## [THE PROBLEM]
Work through the data line by line, gathering every line that has the word "provided".

[Collected data entries]
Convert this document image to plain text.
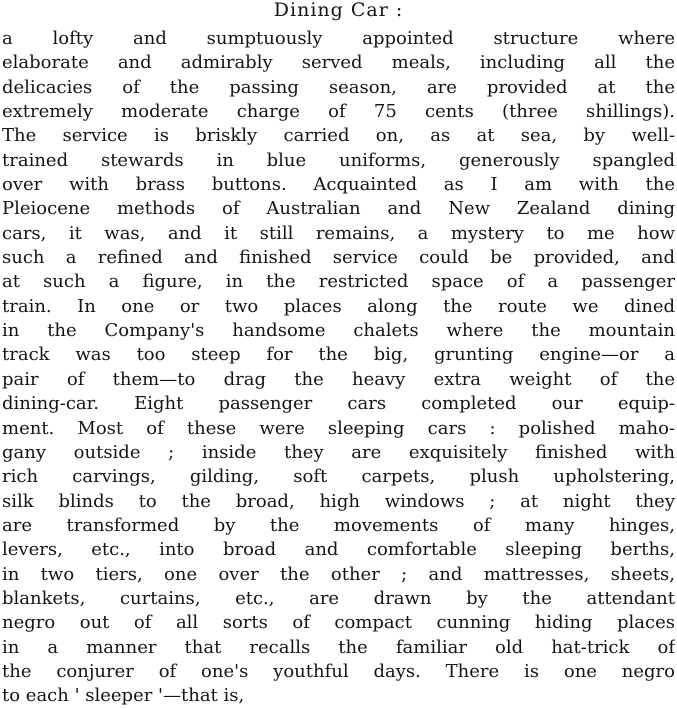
Dining Car :
a lofty and sumptuously appointed structure where
elaborate and admirably served meals, including all the
delicacies of the passing season, are provided at the
extremely moderate charge of 75 cents (three shillings).
The service is briskly carried on, as at sea, by well-
trained stewards in blue uniforms, generously spangled
over with brass buttons. Acquainted as I am with the
Pleiocene methods of Australian and New Zealand dining
cars, it was, and it still remains, a mystery to me how
such a refined and finished service could be provided, and
at such a figure, in the restricted space of a passenger
train. In one or two places along the route we dined
in the Company's handsome chalets where the mountain
track was too steep for the big, grunting engine—or a
pair of them—to drag the heavy extra weight of the
dining-car. Eight passenger cars completed our equip-
ment. Most of these were sleeping cars : polished maho-
gany outside ; inside they are exquisitely finished with
rich carvings, gilding, soft carpets, plush upholstering,
silk blinds to the broad, high windows ; at night they
are transformed by the movements of many hinges,
levers, etc., into broad and comfortable sleeping berths,
in two tiers, one over the other ; and mattresses, sheets,
blankets, curtains, etc., are drawn by the attendant
negro out of all sorts of compact cunning hiding places
in a manner that recalls the familiar old hat-trick of
the conjurer of one's youthful days. There is one negro
to each ' sleeper '—that is,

## [PROBLEM SOLUTION]
delicacies of the passing season, are provided at the
such a refined and finished service could be provided, and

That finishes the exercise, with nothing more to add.